→ **WHAT TO PRODUCE**
Please retype the records below exactly, omitting any images.

(Document content entries)
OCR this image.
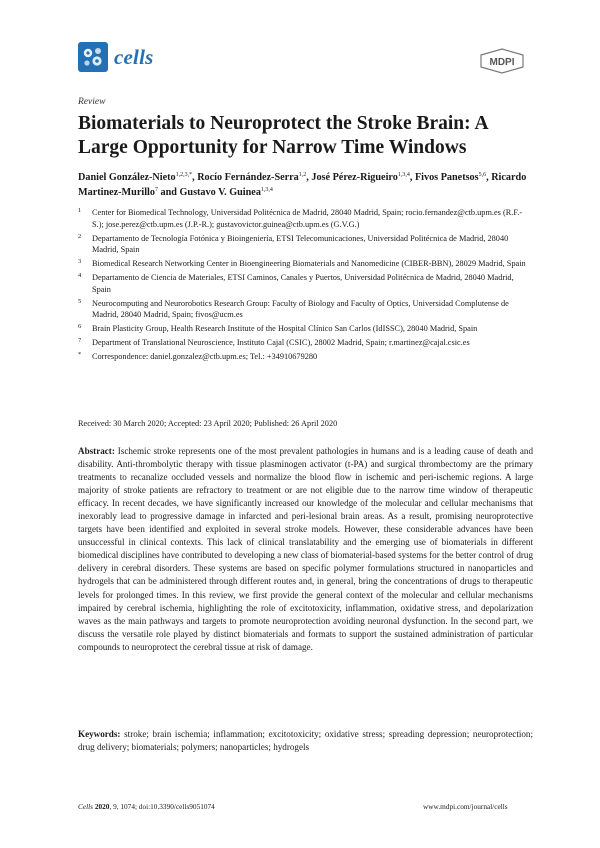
cells	MDPI
Review
Biomaterials to Neuroprotect the Stroke Brain: A Large Opportunity for Narrow Time Windows
Daniel González-Nieto$^{1,2,3,*}$, Rocío Fernández-Serra$^{1,2}$, José Pérez-Rigueiro$^{1,3,4}$, Fivos Panetsos$^{5,6}$, Ricardo Martinez-Murillo$^7$ and Gustavo V. Guinea$^{1,3,4}$
1 Center for Biomedical Technology, Universidad Politécnica de Madrid, 28040 Madrid, Spain; rocio.fernandez@ctb.upm.es (R.F.-S.); jose.perez@ctb.upm.es (J.P.-R.); gustavovictor.guinea@ctb.upm.es (G.V.G.)
2 Departamento de Tecnología Fotónica y Bioingeniería, ETSI Telecomunicaciones, Universidad Politécnica de Madrid, 28040 Madrid, Spain
3 Biomedical Research Networking Center in Bioengineering Biomaterials and Nanomedicine (CIBER-BBN), 28029 Madrid, Spain
4 Departamento de Ciencia de Materiales, ETSI Caminos, Canales y Puertos, Universidad Politécnica de Madrid, 28040 Madrid, Spain
5 Neurocomputing and Neurorobotics Research Group: Faculty of Biology and Faculty of Optics, Universidad Complutense de Madrid, 28040 Madrid, Spain; fivos@ucm.es
6 Brain Plasticity Group, Health Research Institute of the Hospital Clínico San Carlos (IdISSC), 28040 Madrid, Spain
7 Department of Translational Neuroscience, Instituto Cajal (CSIC), 28002 Madrid, Spain; r.martinez@cajal.csic.es
* Correspondence: daniel.gonzalez@ctb.upm.es; Tel.: +34910679280
Received: 30 March 2020; Accepted: 23 April 2020; Published: 26 April 2020

Abstract: Ischemic stroke represents one of the most prevalent pathologies in humans and is a leading cause of death and disability. Anti-thrombolytic therapy with tissue plasminogen activator (t-PA) and surgical thrombectomy are the primary treatments to recanalize occluded vessels and normalize the blood flow in ischemic and peri-ischemic regions. A large majority of stroke patients are refractory to treatment or are not eligible due to the narrow time window of therapeutic efficacy. In recent decades, we have significantly increased our knowledge of the molecular and cellular mechanisms that inexorably lead to progressive damage in infarcted and peri-lesional brain areas. As a result, promising neuroprotective targets have been identified and exploited in several stroke models. However, these considerable advances have been unsuccessful in clinical contexts. This lack of clinical translatability and the emerging use of biomaterials in different biomedical disciplines have contributed to developing a new class of biomaterial-based systems for the better control of drug delivery in cerebral disorders. These systems are based on specific polymer formulations structured in nanoparticles and hydrogels that can be administered through different routes and, in general, bring the concentrations of drugs to therapeutic levels for prolonged times. In this review, we first provide the general context of the molecular and cellular mechanisms impaired by cerebral ischemia, highlighting the role of excitotoxicity, inflammation, oxidative stress, and depolarization waves as the main pathways and targets to promote neuroprotection avoiding neuronal dysfunction. In the second part, we discuss the versatile role played by distinct biomaterials and formats to support the sustained administration of particular compounds to neuroprotect the cerebral tissue at risk of damage.

Keywords: stroke; brain ischemia; inflammation; excitotoxicity; oxidative stress; spreading depression; neuroprotection; drug delivery; biomaterials; polymers; nanoparticles; hydrogels

Cells 2020, 9, 1074; doi:10.3390/cells9051074	www.mdpi.com/journal/cells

→ **ANSWER TO THE PROBLEM**
OCR this image.
cells	MDPI
Review
Biomaterials to Neuroprotect the Stroke Brain: A Large Opportunity for Narrow Time Windows
Daniel González-Nieto$^{1,2,3,*}$, Rocío Fernández-Serra$^{1,2}$, José Pérez-Rigueiro$^{1,3,4}$, Fivos Panetsos$^{5,6}$, Ricardo Martinez-Murillo$^7$ and Gustavo V. Guinea$^{1,3,4}$
1 Center for Biomedical Technology, Universidad Politécnica de Madrid, 28040 Madrid, Spain; rocio.fernandez@ctb.upm.es (R.F.-S.); jose.perez@ctb.upm.es (J.P.-R.); gustavovictor.guinea@ctb.upm.es (G.V.G.)
2 Departamento de Tecnología Fotónica y Bioingeniería, ETSI Telecomunicaciones, Universidad Politécnica de Madrid, 28040 Madrid, Spain
3 Biomedical Research Networking Center in Bioengineering Biomaterials and Nanomedicine (CIBER-BBN), 28029 Madrid, Spain
4 Departamento de Ciencia de Materiales, ETSI Caminos, Canales y Puertos, Universidad Politécnica de Madrid, 28040 Madrid, Spain
5 Neurocomputing and Neurorobotics Research Group: Faculty of Biology and Faculty of Optics, Universidad Complutense de Madrid, 28040 Madrid, Spain; fivos@ucm.es
6 Brain Plasticity Group, Health Research Institute of the Hospital Clínico San Carlos (IdISSC), 28040 Madrid, Spain
7 Department of Translational Neuroscience, Instituto Cajal (CSIC), 28002 Madrid, Spain; r.martinez@cajal.csic.es
* Correspondence: daniel.gonzalez@ctb.upm.es; Tel.: +34910679280
Received: 30 March 2020; Accepted: 23 April 2020; Published: 26 April 2020

Abstract: Ischemic stroke represents one of the most prevalent pathologies in humans and is a leading cause of death and disability. Anti-thrombolytic therapy with tissue plasminogen activator (t-PA) and surgical thrombectomy are the primary treatments to recanalize occluded vessels and normalize the blood flow in ischemic and peri-ischemic regions. A large majority of stroke patients are refractory to treatment or are not eligible due to the narrow time window of therapeutic efficacy. In recent decades, we have significantly increased our knowledge of the molecular and cellular mechanisms that inexorably lead to progressive damage in infarcted and peri-lesional brain areas. As a result, promising neuroprotective targets have been identified and exploited in several stroke models. However, these considerable advances have been unsuccessful in clinical contexts. This lack of clinical translatability and the emerging use of biomaterials in different biomedical disciplines have contributed to developing a new class of biomaterial-based systems for the better control of drug delivery in cerebral disorders. These systems are based on specific polymer formulations structured in nanoparticles and hydrogels that can be administered through different routes and, in general, bring the concentrations of drugs to therapeutic levels for prolonged times. In this review, we first provide the general context of the molecular and cellular mechanisms impaired by cerebral ischemia, highlighting the role of excitotoxicity, inflammation, oxidative stress, and depolarization waves as the main pathways and targets to promote neuroprotection avoiding neuronal dysfunction. In the second part, we discuss the versatile role played by distinct biomaterials and formats to support the sustained administration of particular compounds to neuroprotect the cerebral tissue at risk of damage.

Keywords: stroke; brain ischemia; inflammation; excitotoxicity; oxidative stress; spreading depression; neuroprotection; drug delivery; biomaterials; polymers; nanoparticles; hydrogels

Cells 2020, 9, 1074; doi:10.3390/cells9051074	www.mdpi.com/journal/cells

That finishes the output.